[START Dataset extract]
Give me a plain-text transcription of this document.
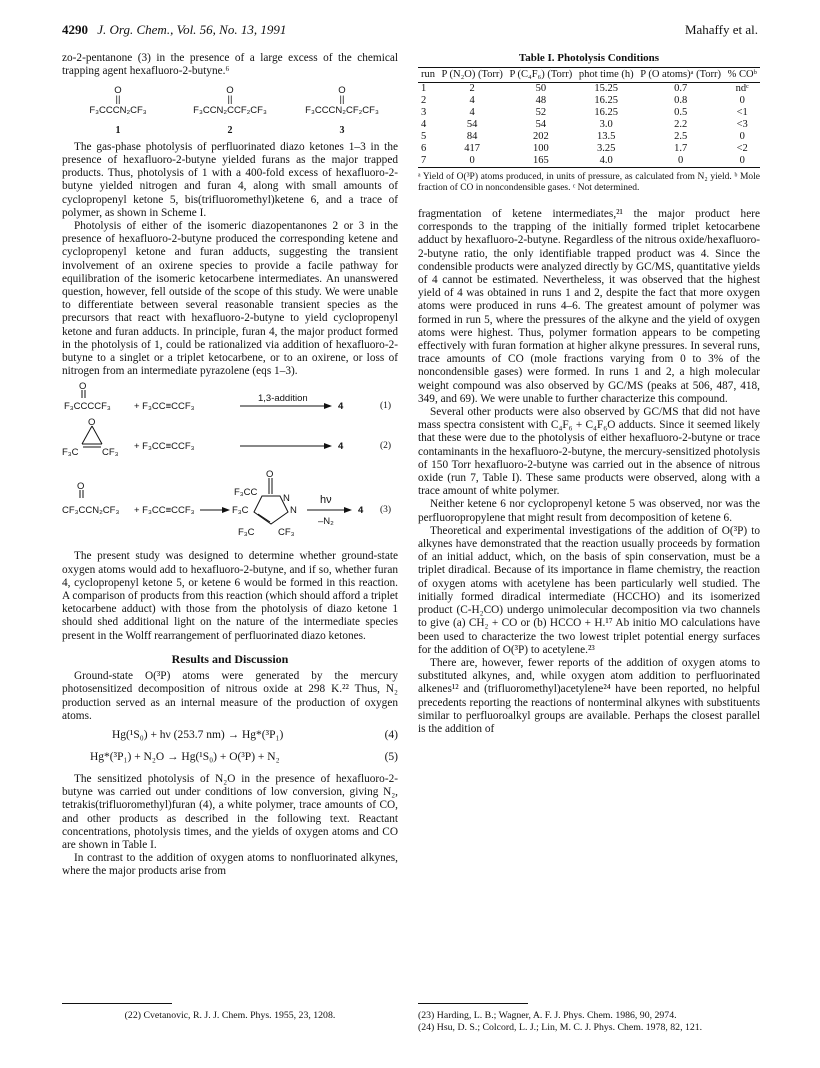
4290 J. Org. Chem., Vol. 56, No. 13, 1991	Mahaffy et al.

zo-2-pentanone (3) in the presence of a large excess of the chemical trapping agent hexafluoro-2-butyne.⁶

O
||
F₃CCCN₂CF₃
1
O
||
F₃CCN₂CCF₂CF₃
2
O
||
F₃CCCN₂CF₂CF₃
3

The gas-phase photolysis of perfluorinated diazo ketones 1–3 in the presence of hexafluoro-2-butyne yielded furans as the major trapped products. Thus, photolysis of 1 with a 400-fold excess of hexafluoro-2-butyne yielded nitrogen and furan 4, along with small amounts of cyclopropenyl ketone 5, bis(trifluoromethyl)ketene 6, and a trace of polymer, as shown in Scheme I.

Photolysis of either of the isomeric diazopentanones 2 or 3 in the presence of hexafluoro-2-butyne produced the corresponding ketene and cyclopropenyl ketone and furan adducts, suggesting the transient involvement of an oxirene species to provide a facile pathway for equilibration of the isomeric ketocarbene intermediates. An unanswered question, however, fell outside of the scope of this study. We were unable to differentiate between several reasonable transient species as the precursors that react with hexafluoro-2-butyne to yield cyclopropenyl ketone and furan adducts. In principle, furan 4, the major product formed in the photolysis of 1, could be rationalized via addition of hexafluoro-2-butyne to a singlet or a triplet ketocarbene, or to an oxirene, or loss of nitrogen from an intermediate pyrazolene (eqs 1–3).

O
F₃CCCCF₃ + F₃CC≡CCF₃
1,3-addition
4	(1)
O
F₃C CF₃
+ F₃CC≡CCF₃	4	(2)
O
CF₃CCN₂CF₃ + F₃CC≡CCF₃
O
F₃CC
N
N
F₃C
F₃C CF₃
hν
–N₂
4 (3)

The present study was designed to determine whether ground-state oxygen atoms would add to hexafluoro-2-butyne, and if so, whether furan 4, cyclopropenyl ketone 5, or ketene 6 would be formed in this reaction. A comparison of products from this reaction (which should afford a triplet ketocarbene adduct) with those from the photolysis of diazo ketone 1 should shed additional light on the nature of the intermediate species present in the Wolff rearrangement of perfluorinated diazo ketones.

Results and Discussion

Ground-state O(³P) atoms were generated by the mercury photosensitized decomposition of nitrous oxide at 298 K.²² Thus, N₂ production served as an internal measure of the production of oxygen atoms.

Hg(¹S₀) + hν (253.7 nm) → Hg*(³P₁)	(4)
Hg*(³P₁) + N₂O → Hg(¹S₀) + O(³P) + N₂	(5)

The sensitized photolysis of N₂O in the presence of hexafluoro-2-butyne was carried out under conditions of low conversion, giving N₂, tetrakis(trifluoromethyl)furan (4), a white polymer, trace amounts of CO, and other products as described in the following text. Reactant concentrations, photolysis times, and the yields of oxygen atoms and CO are shown in Table I.

In contrast to the addition of oxygen atoms to nonfluorinated alkynes, where the major products arise from

Table I. Photolysis Conditions
run	P (N₂O) (Torr)	P (C₄F₆) (Torr)	phot time (h)	P (O atoms)ᵃ (Torr)	% COᵇ
1	2	50	15.25	0.7	ndᶜ
2	4	48	16.25	0.8	0
3	4	52	16.25	0.5	<1
4	54	54	3.0	2.2	<3
5	84	202	13.5	2.5	0
6	417	100	3.25	1.7	<2
7	0	165	4.0	0	0

ᵃ Yield of O(³P) atoms produced, in units of pressure, as calculated from N₂ yield. ᵇ Mole fraction of CO in noncondensible gases. ᶜ Not determined.

fragmentation of ketene intermediates,²¹ the major product here corresponds to the trapping of the initially formed triplet ketocarbene adduct by hexafluoro-2-butyne. Regardless of the nitrous oxide/hexafluoro-2-butyne ratio, the only identifiable trapped product was 4. Since the condensible products were analyzed directly by GC/MS, quantitative yields of 4 cannot be estimated. Nevertheless, it was observed that the highest yield of 4 was obtained in runs 1 and 2, despite the fact that more oxygen atoms were produced in runs 4–6. The greatest amount of polymer was formed in run 5, where the pressures of the alkyne and the yield of oxygen atoms were highest. Thus, polymer formation appears to be competing effectively with furan formation at higher alkyne pressures. In several runs, trace amounts of CO (mole fractions varying from 0 to 3% of the noncondensible gases) were formed. In runs 1 and 2, a high molecular weight compound was also observed by GC/MS (peaks at 506, 487, 418, 349, and 69). We were unable to further characterize this compound.

Several other products were also observed by GC/MS that did not have mass spectra consistent with C₄F₆ + C₄F₆O adducts. Since it seemed likely that these were due to the photolysis of either hexafluoro-2-butyne or trace contaminants in the hexafluoro-2-butyne, the mercury-sensitized photolysis of 150 Torr hexafluoro-2-butyne was carried out in the absence of nitrous oxide (run 7, Table I). These same products were observed, along with a trace amount of white polymer.

Neither ketene 6 nor cyclopropenyl ketone 5 was observed, nor was the perfluoropropylene that might result from decomposition of ketene 6.

Theoretical and experimental investigations of the addition of O(³P) to alkynes have demonstrated that the reaction usually proceeds by formation of an initial adduct, which, on the basis of spin conservation, must be a triplet diradical. Because of its importance in flame chemistry, the reaction of oxygen atoms with acetylene has been particularly well studied. The initially formed diradical intermediate (HCCHO) and its isomerized product (C-H₂CO) undergo unimolecular decomposition via two channels to give (a) CH₂ + CO or (b) HCCO + H.¹⁷ Ab initio MO calculations have been used to characterize the two lowest triplet potential energy surfaces for the addition of O(³P) to acetylene.²³

There are, however, fewer reports of the addition of oxygen atoms to substituted alkynes, and, while oxygen atom addition to perfluorinated alkenes¹² and (trifluoromethyl)acetylene²⁴ have been reported, no helpful precedents reporting the reactions of nonterminal alkynes with substituents similar to perfluoroalkyl groups are available. Perhaps the closest parallel is the addition of

(22) Cvetanovic, R. J. J. Chem. Phys. 1955, 23, 1208.	(23) Harding, L. B.; Wagner, A. F. J. Phys. Chem. 1986, 90, 2974.
(24) Hsu, D. S.; Colcord, L. J.; Lin, M. C. J. Phys. Chem. 1978, 82, 121.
[END Dataset extract]
* [Instruction]
Excluding the pictures, reproduce every entry exactly as given.

* [The output]
Give me a plain-text transcription of this document.
4290 J. Org. Chem., Vol. 56, No. 13, 1991	Mahaffy et al.

zo-2-pentanone (3) in the presence of a large excess of the chemical trapping agent hexafluoro-2-butyne.⁶

O
||
F₃CCCN₂CF₃
1
O
||
F₃CCN₂CCF₂CF₃
2
O
||
F₃CCCN₂CF₂CF₃
3

The gas-phase photolysis of perfluorinated diazo ketones 1–3 in the presence of hexafluoro-2-butyne yielded furans as the major trapped products. Thus, photolysis of 1 with a 400-fold excess of hexafluoro-2-butyne yielded nitrogen and furan 4, along with small amounts of cyclopropenyl ketone 5, bis(trifluoromethyl)ketene 6, and a trace of polymer, as shown in Scheme I.

Photolysis of either of the isomeric diazopentanones 2 or 3 in the presence of hexafluoro-2-butyne produced the corresponding ketene and cyclopropenyl ketone and furan adducts, suggesting the transient involvement of an oxirene species to provide a facile pathway for equilibration of the isomeric ketocarbene intermediates. An unanswered question, however, fell outside of the scope of this study. We were unable to differentiate between several reasonable transient species as the precursors that react with hexafluoro-2-butyne to yield cyclopropenyl ketone and furan adducts. In principle, furan 4, the major product formed in the photolysis of 1, could be rationalized via addition of hexafluoro-2-butyne to a singlet or a triplet ketocarbene, or to an oxirene, or loss of nitrogen from an intermediate pyrazolene (eqs 1–3).

O
F₃CCCCF₃ + F₃CC≡CCF₃
1,3-addition
4	(1)
O
F₃C CF₃
+ F₃CC≡CCF₃	4	(2)
O
CF₃CCN₂CF₃ + F₃CC≡CCF₃
O
F₃CC
N
N
F₃C
F₃C CF₃
hν
–N₂
4 (3)

The present study was designed to determine whether ground-state oxygen atoms would add to hexafluoro-2-butyne, and if so, whether furan 4, cyclopropenyl ketone 5, or ketene 6 would be formed in this reaction. A comparison of products from this reaction (which should afford a triplet ketocarbene adduct) with those from the photolysis of diazo ketone 1 should shed additional light on the nature of the intermediate species present in the Wolff rearrangement of perfluorinated diazo ketones.

Results and Discussion

Ground-state O(³P) atoms were generated by the mercury photosensitized decomposition of nitrous oxide at 298 K.²² Thus, N₂ production served as an internal measure of the production of oxygen atoms.

Hg(¹S₀) + hν (253.7 nm) → Hg*(³P₁)	(4)
Hg*(³P₁) + N₂O → Hg(¹S₀) + O(³P) + N₂	(5)

The sensitized photolysis of N₂O in the presence of hexafluoro-2-butyne was carried out under conditions of low conversion, giving N₂, tetrakis(trifluoromethyl)furan (4), a white polymer, trace amounts of CO, and other products as described in the following text. Reactant concentrations, photolysis times, and the yields of oxygen atoms and CO are shown in Table I.

In contrast to the addition of oxygen atoms to nonfluorinated alkynes, where the major products arise from

Table I. Photolysis Conditions
run	P (N₂O) (Torr)	P (C₄F₆) (Torr)	phot time (h)	P (O atoms)ᵃ (Torr)	% COᵇ
1	2	50	15.25	0.7	ndᶜ
2	4	48	16.25	0.8	0
3	4	52	16.25	0.5	<1
4	54	54	3.0	2.2	<3
5	84	202	13.5	2.5	0
6	417	100	3.25	1.7	<2
7	0	165	4.0	0	0

ᵃ Yield of O(³P) atoms produced, in units of pressure, as calculated from N₂ yield. ᵇ Mole fraction of CO in noncondensible gases. ᶜ Not determined.

fragmentation of ketene intermediates,²¹ the major product here corresponds to the trapping of the initially formed triplet ketocarbene adduct by hexafluoro-2-butyne. Regardless of the nitrous oxide/hexafluoro-2-butyne ratio, the only identifiable trapped product was 4. Since the condensible products were analyzed directly by GC/MS, quantitative yields of 4 cannot be estimated. Nevertheless, it was observed that the highest yield of 4 was obtained in runs 1 and 2, despite the fact that more oxygen atoms were produced in runs 4–6. The greatest amount of polymer was formed in run 5, where the pressures of the alkyne and the yield of oxygen atoms were highest. Thus, polymer formation appears to be competing effectively with furan formation at higher alkyne pressures. In several runs, trace amounts of CO (mole fractions varying from 0 to 3% of the noncondensible gases) were formed. In runs 1 and 2, a high molecular weight compound was also observed by GC/MS (peaks at 506, 487, 418, 349, and 69). We were unable to further characterize this compound.

Several other products were also observed by GC/MS that did not have mass spectra consistent with C₄F₆ + C₄F₆O adducts. Since it seemed likely that these were due to the photolysis of either hexafluoro-2-butyne or trace contaminants in the hexafluoro-2-butyne, the mercury-sensitized photolysis of 150 Torr hexafluoro-2-butyne was carried out in the absence of nitrous oxide (run 7, Table I). These same products were observed, along with a trace amount of white polymer.

Neither ketene 6 nor cyclopropenyl ketone 5 was observed, nor was the perfluoropropylene that might result from decomposition of ketene 6.

Theoretical and experimental investigations of the addition of O(³P) to alkynes have demonstrated that the reaction usually proceeds by formation of an initial adduct, which, on the basis of spin conservation, must be a triplet diradical. Because of its importance in flame chemistry, the reaction of oxygen atoms with acetylene has been particularly well studied. The initially formed diradical intermediate (HCCHO) and its isomerized product (C-H₂CO) undergo unimolecular decomposition via two channels to give (a) CH₂ + CO or (b) HCCO + H.¹⁷ Ab initio MO calculations have been used to characterize the two lowest triplet potential energy surfaces for the addition of O(³P) to acetylene.²³

There are, however, fewer reports of the addition of oxygen atoms to substituted alkynes, and, while oxygen atom addition to perfluorinated alkenes¹² and (trifluoromethyl)acetylene²⁴ have been reported, no helpful precedents reporting the reactions of nonterminal alkynes with substituents similar to perfluoroalkyl groups are available. Perhaps the closest parallel is the addition of

(22) Cvetanovic, R. J. J. Chem. Phys. 1955, 23, 1208.	(23) Harding, L. B.; Wagner, A. F. J. Phys. Chem. 1986, 90, 2974.
(24) Hsu, D. S.; Colcord, L. J.; Lin, M. C. J. Phys. Chem. 1978, 82, 121.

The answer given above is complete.